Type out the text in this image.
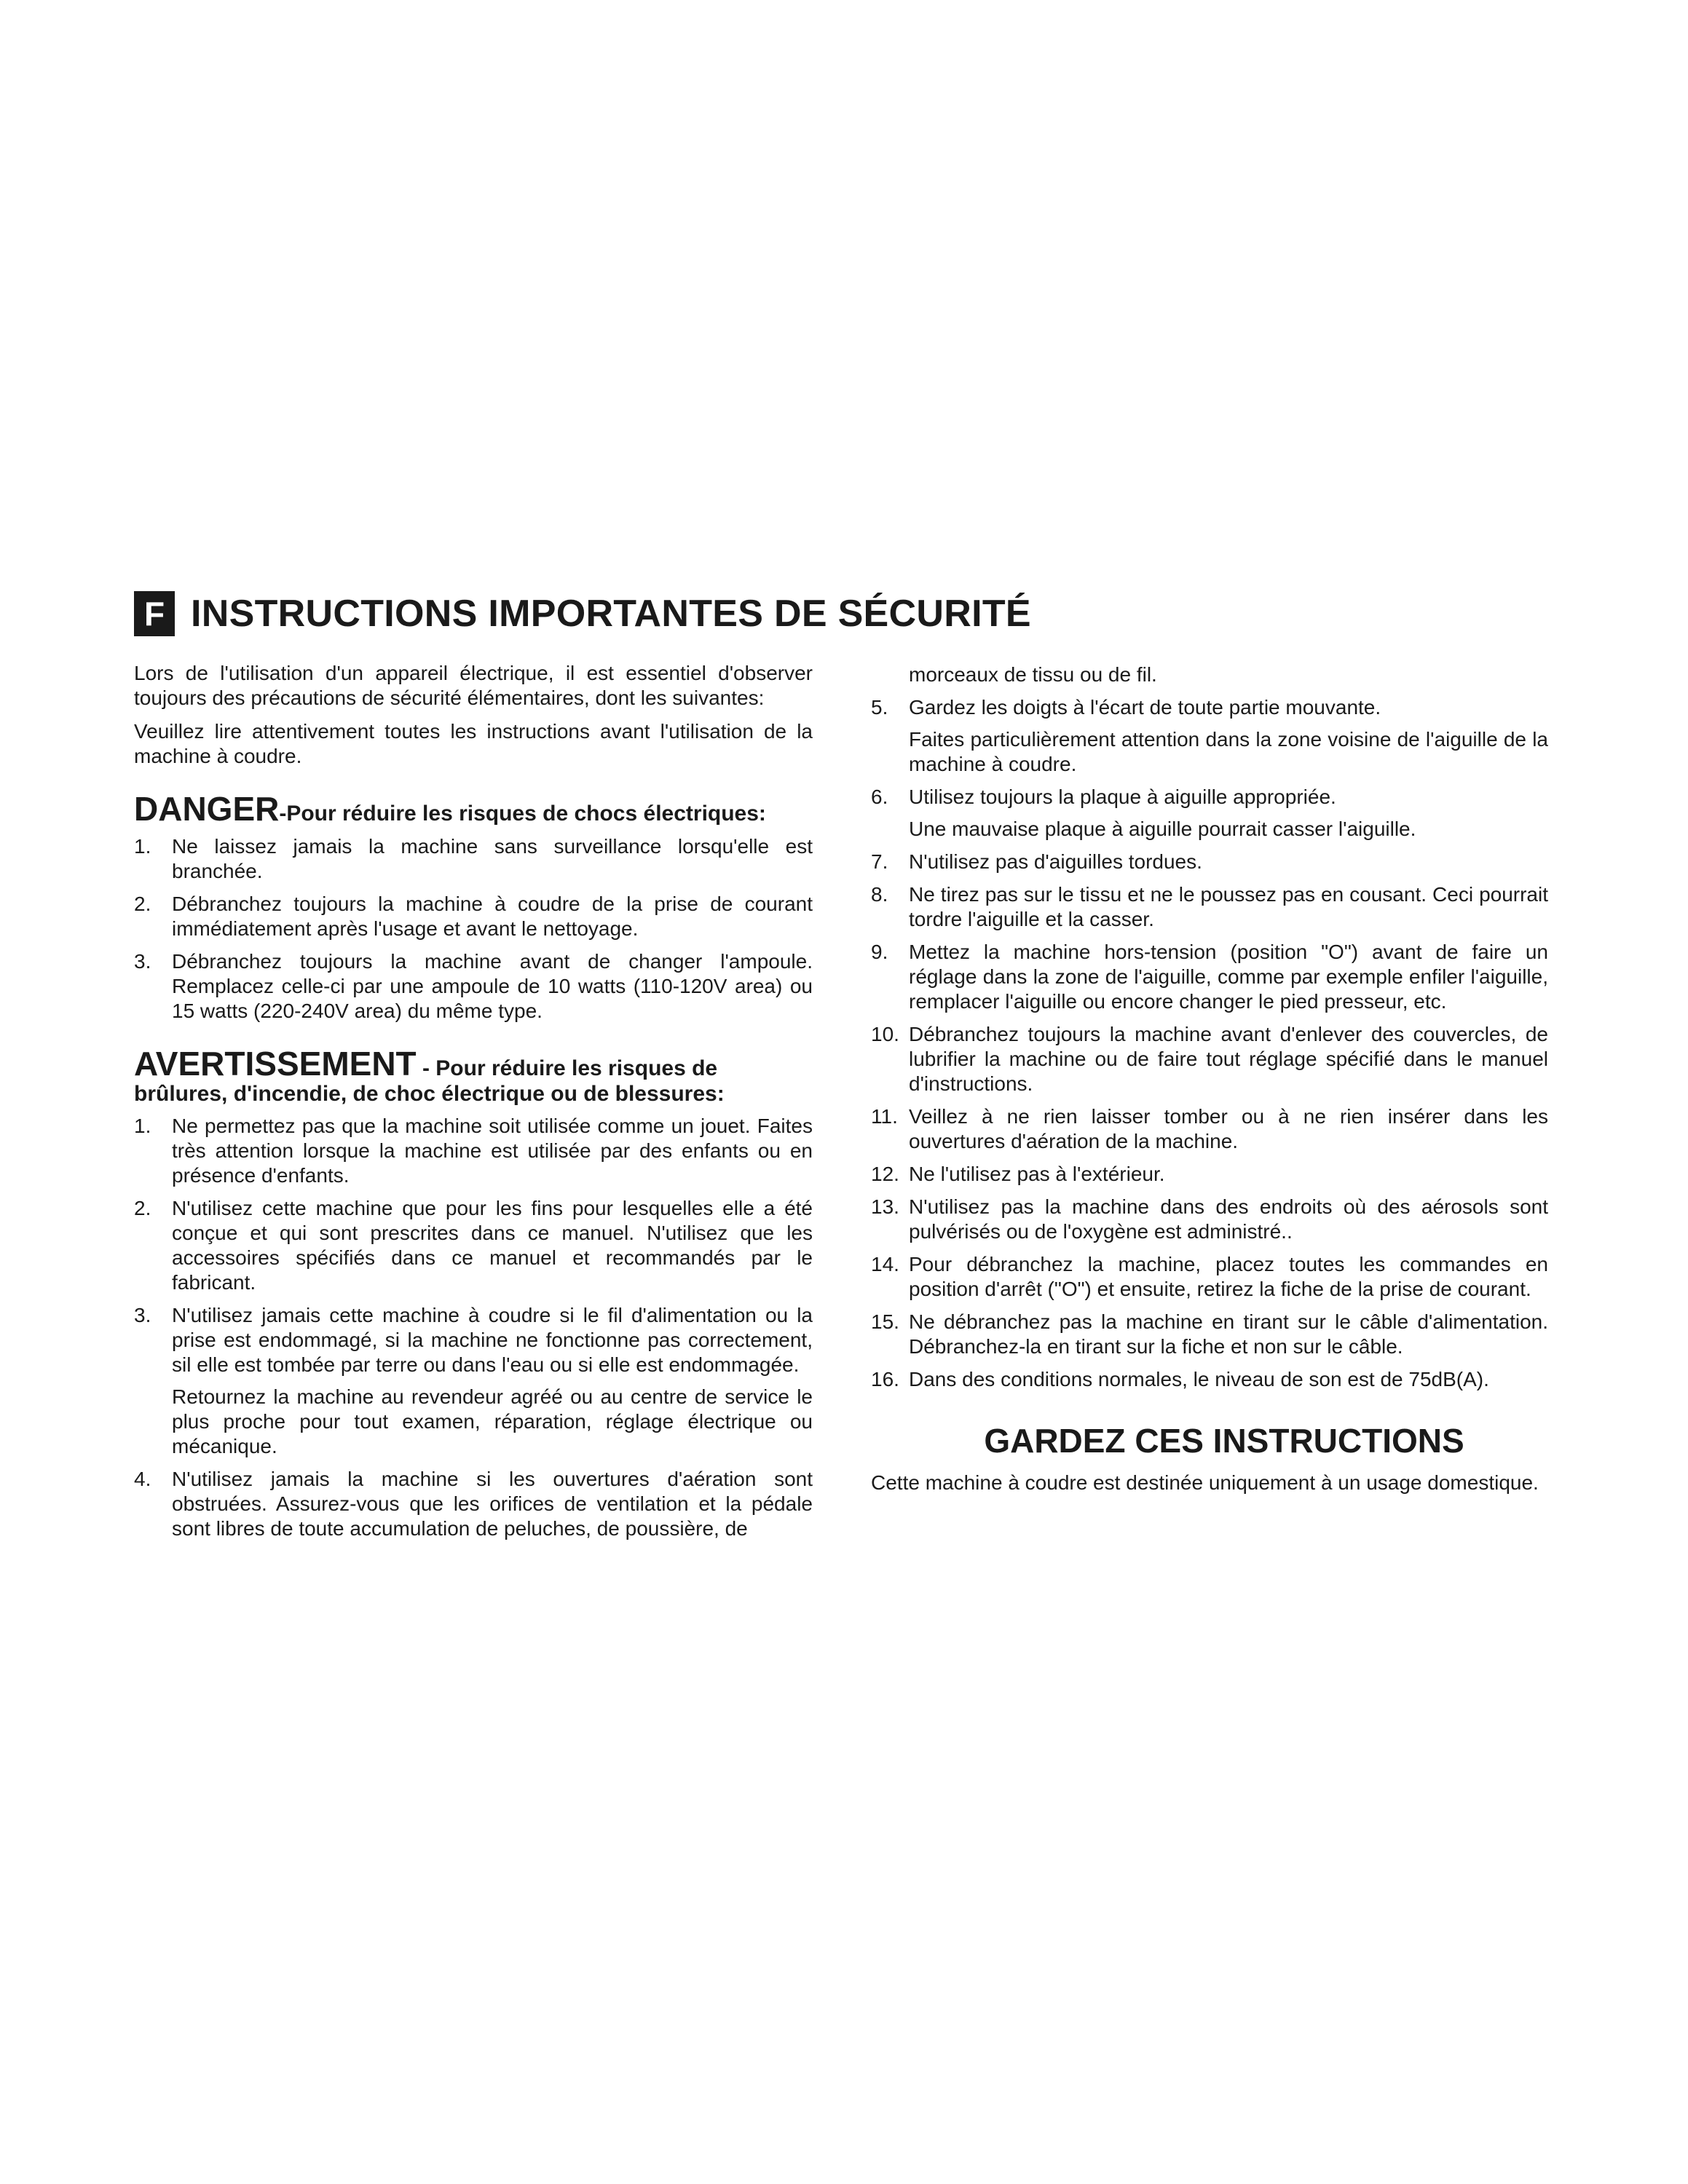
F INSTRUCTIONS IMPORTANTES DE SÉCURITÉ

Lors de l'utilisation d'un appareil électrique, il est essentiel d'observer toujours des précautions de sécurité élémentaires, dont les suivantes:

Veuillez lire attentivement toutes les instructions avant l'utilisation de la machine à coudre.

DANGER-Pour réduire les risques de chocs électriques:
1. Ne laissez jamais la machine sans surveillance lorsqu'elle est branchée.
2. Débranchez toujours la machine à coudre de la prise de courant immédiatement après l'usage et avant le nettoyage.
3. Débranchez toujours la machine avant de changer l'ampoule. Remplacez celle-ci par une ampoule de 10 watts (110-120V area) ou 15 watts (220-240V area) du même type.
AVERTISSEMENT - Pour réduire les risques de brûlures, d'incendie, de choc électrique ou de blessures:
1. Ne permettez pas que la machine soit utilisée comme un jouet. Faites très attention lorsque la machine est utilisée par des enfants ou en présence d'enfants.
2. N'utilisez cette machine que pour les fins pour lesquelles elle a été conçue et qui sont prescrites dans ce manuel. N'utilisez que les accessoires spécifiés dans ce manuel et recommandés par le fabricant.
3. N'utilisez jamais cette machine à coudre si le fil d'alimentation ou la prise est endommagé, si la machine ne fonctionne pas correctement, sil elle est tombée par terre ou dans l'eau ou si elle est endommagée.
Retournez la machine au revendeur agréé ou au centre de service le plus proche pour tout examen, réparation, réglage électrique ou mécanique.
4. N'utilisez jamais la machine si les ouvertures d'aération sont obstruées. Assurez-vous que les orifices de ventilation et la pédale sont libres de toute accumulation de peluches, de poussière, de
morceaux de tissu ou de fil.
5. Gardez les doigts à l'écart de toute partie mouvante.
Faites particulièrement attention dans la zone voisine de l'aiguille de la machine à coudre.
6. Utilisez toujours la plaque à aiguille appropriée.
Une mauvaise plaque à aiguille pourrait casser l'aiguille.
7. N'utilisez pas d'aiguilles tordues.
8. Ne tirez pas sur le tissu et ne le poussez pas en cousant. Ceci pourrait tordre l'aiguille et la casser.
9. Mettez la machine hors-tension (position "O") avant de faire un réglage dans la zone de l'aiguille, comme par exemple enfiler l'aiguille, remplacer l'aiguille ou encore changer le pied presseur, etc.
10. Débranchez toujours la machine avant d'enlever des couvercles, de lubrifier la machine ou de faire tout réglage spécifié dans le manuel d'instructions.
11. Veillez à ne rien laisser tomber ou à ne rien insérer dans les ouvertures d'aération de la machine.
12. Ne l'utilisez pas à l'extérieur.
13. N'utilisez pas la machine dans des endroits où des aérosols sont pulvérisés ou de l'oxygène est administré..
14. Pour débranchez la machine, placez toutes les commandes en position d'arrêt ("O") et ensuite, retirez la fiche de la prise de courant.
15. Ne débranchez pas la machine en tirant sur le câble d'alimentation. Débranchez-la en tirant sur la fiche et non sur le câble.
16. Dans des conditions normales, le niveau de son est de 75dB(A).
GARDEZ CES INSTRUCTIONS

Cette machine à coudre est destinée uniquement à un usage domestique.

*Task*: Go through the records. Copy each line where "réduire" appears.

*Solution to this exercise*:
DANGER-Pour réduire les risques de chocs électriques:
AVERTISSEMENT - Pour réduire les risques de brûlures, d'incendie, de choc électrique ou de blessures:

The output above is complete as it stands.